■ Requirement
Count every line in the entries that follow where the word "mercoledì" appears, then state only the total.

***** Material provided

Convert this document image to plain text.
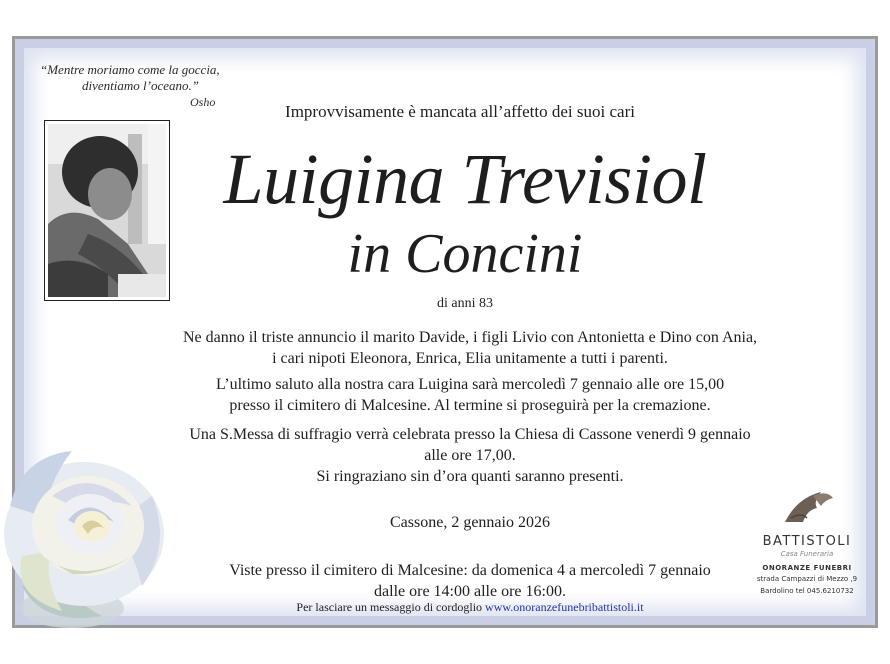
“Mentre moriamo come la goccia,
diventiamo l’oceano.”
Osho	Improvvisamente è mancata all’affetto dei suoi cari
Luigina Trevisiol
in Concini
di anni 83
Ne danno il triste annuncio il marito Davide, i figli Livio con Antonietta e Dino con Ania,
i cari nipoti Eleonora, Enrica, Elia unitamente a tutti i parenti.
L’ultimo saluto alla nostra cara Luigina sarà mercoledì 7 gennaio alle ore 15,00
presso il cimitero di Malcesine. Al termine si proseguirà per la cremazione.
Una S.Messa di suffragio verrà celebrata presso la Chiesa di Cassone venerdì 9 gennaio
alle ore 17,00.
Si ringraziano sin d’ora quanti saranno presenti.
Cassone, 2 gennaio 2026
Viste presso il cimitero di Malcesine: da domenica 4 a mercoledì 7 gennaio
dalle ore 14:00 alle ore 16:00.
Per lasciare un messaggio di cordoglio www.onoranzefunebribattistoli.it
BATTISTOLI
Casa Funeraria
ONORANZE FUNEBRI
strada Campazzi di Mezzo ,9
Bardolino tel 045.6210732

**********

■ Answer to the task
2